§ Aim:
Exactly reproduce each entry, leaving out nothing.

§ Material for this task:
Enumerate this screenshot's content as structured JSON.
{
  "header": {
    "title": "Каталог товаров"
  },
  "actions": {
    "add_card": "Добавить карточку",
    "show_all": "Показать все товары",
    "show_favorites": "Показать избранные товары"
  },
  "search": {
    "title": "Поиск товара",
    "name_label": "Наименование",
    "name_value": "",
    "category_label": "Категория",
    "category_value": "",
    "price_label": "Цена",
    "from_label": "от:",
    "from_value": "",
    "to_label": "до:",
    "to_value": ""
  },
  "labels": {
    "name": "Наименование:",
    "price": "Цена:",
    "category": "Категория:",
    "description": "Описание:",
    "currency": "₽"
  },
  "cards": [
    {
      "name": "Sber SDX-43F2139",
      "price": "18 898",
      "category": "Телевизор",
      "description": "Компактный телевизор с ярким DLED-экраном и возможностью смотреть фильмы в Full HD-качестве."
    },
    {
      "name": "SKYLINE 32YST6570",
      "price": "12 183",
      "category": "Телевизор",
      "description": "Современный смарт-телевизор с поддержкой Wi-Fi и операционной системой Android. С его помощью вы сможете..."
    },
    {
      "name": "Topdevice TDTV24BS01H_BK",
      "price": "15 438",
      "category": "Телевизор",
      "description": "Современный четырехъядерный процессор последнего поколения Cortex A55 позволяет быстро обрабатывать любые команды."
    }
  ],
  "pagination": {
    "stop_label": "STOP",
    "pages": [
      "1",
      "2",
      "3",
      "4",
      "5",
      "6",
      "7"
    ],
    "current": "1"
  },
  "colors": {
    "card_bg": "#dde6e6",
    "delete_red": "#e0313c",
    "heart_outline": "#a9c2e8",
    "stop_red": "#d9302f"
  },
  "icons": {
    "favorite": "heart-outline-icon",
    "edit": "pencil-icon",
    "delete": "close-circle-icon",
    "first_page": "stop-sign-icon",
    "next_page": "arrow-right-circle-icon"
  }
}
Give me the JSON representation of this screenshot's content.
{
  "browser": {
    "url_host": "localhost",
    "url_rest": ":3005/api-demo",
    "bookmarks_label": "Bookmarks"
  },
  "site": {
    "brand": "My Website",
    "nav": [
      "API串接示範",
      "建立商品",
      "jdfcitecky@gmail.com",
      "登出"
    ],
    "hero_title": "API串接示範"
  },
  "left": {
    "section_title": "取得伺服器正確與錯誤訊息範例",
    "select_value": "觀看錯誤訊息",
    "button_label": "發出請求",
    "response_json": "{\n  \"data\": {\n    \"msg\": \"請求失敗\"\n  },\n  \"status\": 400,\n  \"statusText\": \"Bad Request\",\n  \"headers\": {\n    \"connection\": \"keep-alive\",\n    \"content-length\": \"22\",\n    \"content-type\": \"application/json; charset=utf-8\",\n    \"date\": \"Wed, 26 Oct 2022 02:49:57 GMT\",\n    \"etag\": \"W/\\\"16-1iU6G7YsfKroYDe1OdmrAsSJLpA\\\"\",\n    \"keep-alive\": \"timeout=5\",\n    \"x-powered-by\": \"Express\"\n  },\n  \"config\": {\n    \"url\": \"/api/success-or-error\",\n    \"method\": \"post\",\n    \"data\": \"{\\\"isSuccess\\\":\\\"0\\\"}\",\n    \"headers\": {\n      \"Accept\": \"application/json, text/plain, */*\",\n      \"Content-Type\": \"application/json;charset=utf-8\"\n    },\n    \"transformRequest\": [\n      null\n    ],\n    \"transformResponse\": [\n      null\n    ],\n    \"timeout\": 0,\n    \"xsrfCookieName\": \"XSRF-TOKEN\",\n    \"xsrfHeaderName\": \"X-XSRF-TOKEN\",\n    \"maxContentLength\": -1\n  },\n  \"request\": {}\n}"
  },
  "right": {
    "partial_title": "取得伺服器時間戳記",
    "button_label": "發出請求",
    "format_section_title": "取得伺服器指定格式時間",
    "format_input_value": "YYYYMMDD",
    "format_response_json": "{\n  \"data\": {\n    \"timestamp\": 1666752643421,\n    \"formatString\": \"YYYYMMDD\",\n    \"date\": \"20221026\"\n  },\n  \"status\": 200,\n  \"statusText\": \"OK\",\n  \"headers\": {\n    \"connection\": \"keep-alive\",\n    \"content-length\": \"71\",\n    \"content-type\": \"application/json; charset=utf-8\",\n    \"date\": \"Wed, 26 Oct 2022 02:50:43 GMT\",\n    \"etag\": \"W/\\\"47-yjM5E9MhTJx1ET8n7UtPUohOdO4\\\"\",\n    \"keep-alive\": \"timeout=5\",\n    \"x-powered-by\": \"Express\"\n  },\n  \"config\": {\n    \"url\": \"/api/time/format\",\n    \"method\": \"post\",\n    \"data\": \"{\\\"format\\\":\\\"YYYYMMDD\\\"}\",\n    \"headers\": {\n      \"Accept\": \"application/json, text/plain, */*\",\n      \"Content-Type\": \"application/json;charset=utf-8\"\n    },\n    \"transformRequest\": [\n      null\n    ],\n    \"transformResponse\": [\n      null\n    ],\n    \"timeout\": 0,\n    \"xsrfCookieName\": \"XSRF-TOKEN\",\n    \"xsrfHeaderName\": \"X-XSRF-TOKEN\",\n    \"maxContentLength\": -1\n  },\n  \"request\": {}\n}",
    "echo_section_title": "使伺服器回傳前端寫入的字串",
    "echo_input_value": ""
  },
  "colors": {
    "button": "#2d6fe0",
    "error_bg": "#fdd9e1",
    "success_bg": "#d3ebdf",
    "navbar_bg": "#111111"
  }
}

§ Reply to the task:
Enumerate this screenshot's content as structured JSON.
{
  "header": {
    "title": "Каталог товаров"
  },
  "actions": {
    "add_card": "Добавить карточку",
    "show_all": "Показать все товары",
    "show_favorites": "Показать избранные товары"
  },
  "search": {
    "title": "Поиск товара",
    "name_label": "Наименование",
    "name_value": "",
    "category_label": "Категория",
    "category_value": "",
    "price_label": "Цена",
    "from_label": "от:",
    "from_value": "",
    "to_label": "до:",
    "to_value": ""
  },
  "labels": {
    "name": "Наименование:",
    "price": "Цена:",
    "category": "Категория:",
    "description": "Описание:",
    "currency": "₽"
  },
  "cards": [
    {
      "name": "Sber SDX-43F2139",
      "price": "18 898",
      "category": "Телевизор",
      "description": "Компактный телевизор с ярким DLED-экраном и возможностью смотреть фильмы в Full HD-качестве."
    },
    {
      "name": "SKYLINE 32YST6570",
      "price": "12 183",
      "category": "Телевизор",
      "description": "Современный смарт-телевизор с поддержкой Wi-Fi и операционной системой Android. С его помощью вы сможете..."
    },
    {
      "name": "Topdevice TDTV24BS01H_BK",
      "price": "15 438",
      "category": "Телевизор",
      "description": "Современный четырехъядерный процессор последнего поколения Cortex A55 позволяет быстро обрабатывать любые команды."
    }
  ],
  "pagination": {
    "stop_label": "STOP",
    "pages": [
      "1",
      "2",
      "3",
      "4",
      "5",
      "6",
      "7"
    ],
    "current": "1"
  },
  "colors": {
    "card_bg": "#dde6e6",
    "delete_red": "#e0313c",
    "heart_outline": "#a9c2e8",
    "stop_red": "#d9302f"
  },
  "icons": {
    "favorite": "heart-outline-icon",
    "edit": "pencil-icon",
    "delete": "close-circle-icon",
    "first_page": "stop-sign-icon",
    "next_page": "arrow-right-circle-icon"
  }
}
Give me the JSON representation of this screenshot's content.
{
  "browser": {
    "url_host": "localhost",
    "url_rest": ":3005/api-demo",
    "bookmarks_label": "Bookmarks"
  },
  "site": {
    "brand": "My Website",
    "nav": [
      "API串接示範",
      "建立商品",
      "jdfcitecky@gmail.com",
      "登出"
    ],
    "hero_title": "API串接示範"
  },
  "left": {
    "section_title": "取得伺服器正確與錯誤訊息範例",
    "select_value": "觀看錯誤訊息",
    "button_label": "發出請求",
    "response_json": "{\n  \"data\": {\n    \"msg\": \"請求失敗\"\n  },\n  \"status\": 400,\n  \"statusText\": \"Bad Request\",\n  \"headers\": {\n    \"connection\": \"keep-alive\",\n    \"content-length\": \"22\",\n    \"content-type\": \"application/json; charset=utf-8\",\n    \"date\": \"Wed, 26 Oct 2022 02:49:57 GMT\",\n    \"etag\": \"W/\\\"16-1iU6G7YsfKroYDe1OdmrAsSJLpA\\\"\",\n    \"keep-alive\": \"timeout=5\",\n    \"x-powered-by\": \"Express\"\n  },\n  \"config\": {\n    \"url\": \"/api/success-or-error\",\n    \"method\": \"post\",\n    \"data\": \"{\\\"isSuccess\\\":\\\"0\\\"}\",\n    \"headers\": {\n      \"Accept\": \"application/json, text/plain, */*\",\n      \"Content-Type\": \"application/json;charset=utf-8\"\n    },\n    \"transformRequest\": [\n      null\n    ],\n    \"transformResponse\": [\n      null\n    ],\n    \"timeout\": 0,\n    \"xsrfCookieName\": \"XSRF-TOKEN\",\n    \"xsrfHeaderName\": \"X-XSRF-TOKEN\",\n    \"maxContentLength\": -1\n  },\n  \"request\": {}\n}"
  },
  "right": {
    "partial_title": "取得伺服器時間戳記",
    "button_label": "發出請求",
    "format_section_title": "取得伺服器指定格式時間",
    "format_input_value": "YYYYMMDD",
    "format_response_json": "{\n  \"data\": {\n    \"timestamp\": 1666752643421,\n    \"formatString\": \"YYYYMMDD\",\n    \"date\": \"20221026\"\n  },\n  \"status\": 200,\n  \"statusText\": \"OK\",\n  \"headers\": {\n    \"connection\": \"keep-alive\",\n    \"content-length\": \"71\",\n    \"content-type\": \"application/json; charset=utf-8\",\n    \"date\": \"Wed, 26 Oct 2022 02:50:43 GMT\",\n    \"etag\": \"W/\\\"47-yjM5E9MhTJx1ET8n7UtPUohOdO4\\\"\",\n    \"keep-alive\": \"timeout=5\",\n    \"x-powered-by\": \"Express\"\n  },\n  \"config\": {\n    \"url\": \"/api/time/format\",\n    \"method\": \"post\",\n    \"data\": \"{\\\"format\\\":\\\"YYYYMMDD\\\"}\",\n    \"headers\": {\n      \"Accept\": \"application/json, text/plain, */*\",\n      \"Content-Type\": \"application/json;charset=utf-8\"\n    },\n    \"transformRequest\": [\n      null\n    ],\n    \"transformResponse\": [\n      null\n    ],\n    \"timeout\": 0,\n    \"xsrfCookieName\": \"XSRF-TOKEN\",\n    \"xsrfHeaderName\": \"X-XSRF-TOKEN\",\n    \"maxContentLength\": -1\n  },\n  \"request\": {}\n}",
    "echo_section_title": "使伺服器回傳前端寫入的字串",
    "echo_input_value": ""
  },
  "colors": {
    "button": "#2d6fe0",
    "error_bg": "#fdd9e1",
    "success_bg": "#d3ebdf",
    "navbar_bg": "#111111"
  }
}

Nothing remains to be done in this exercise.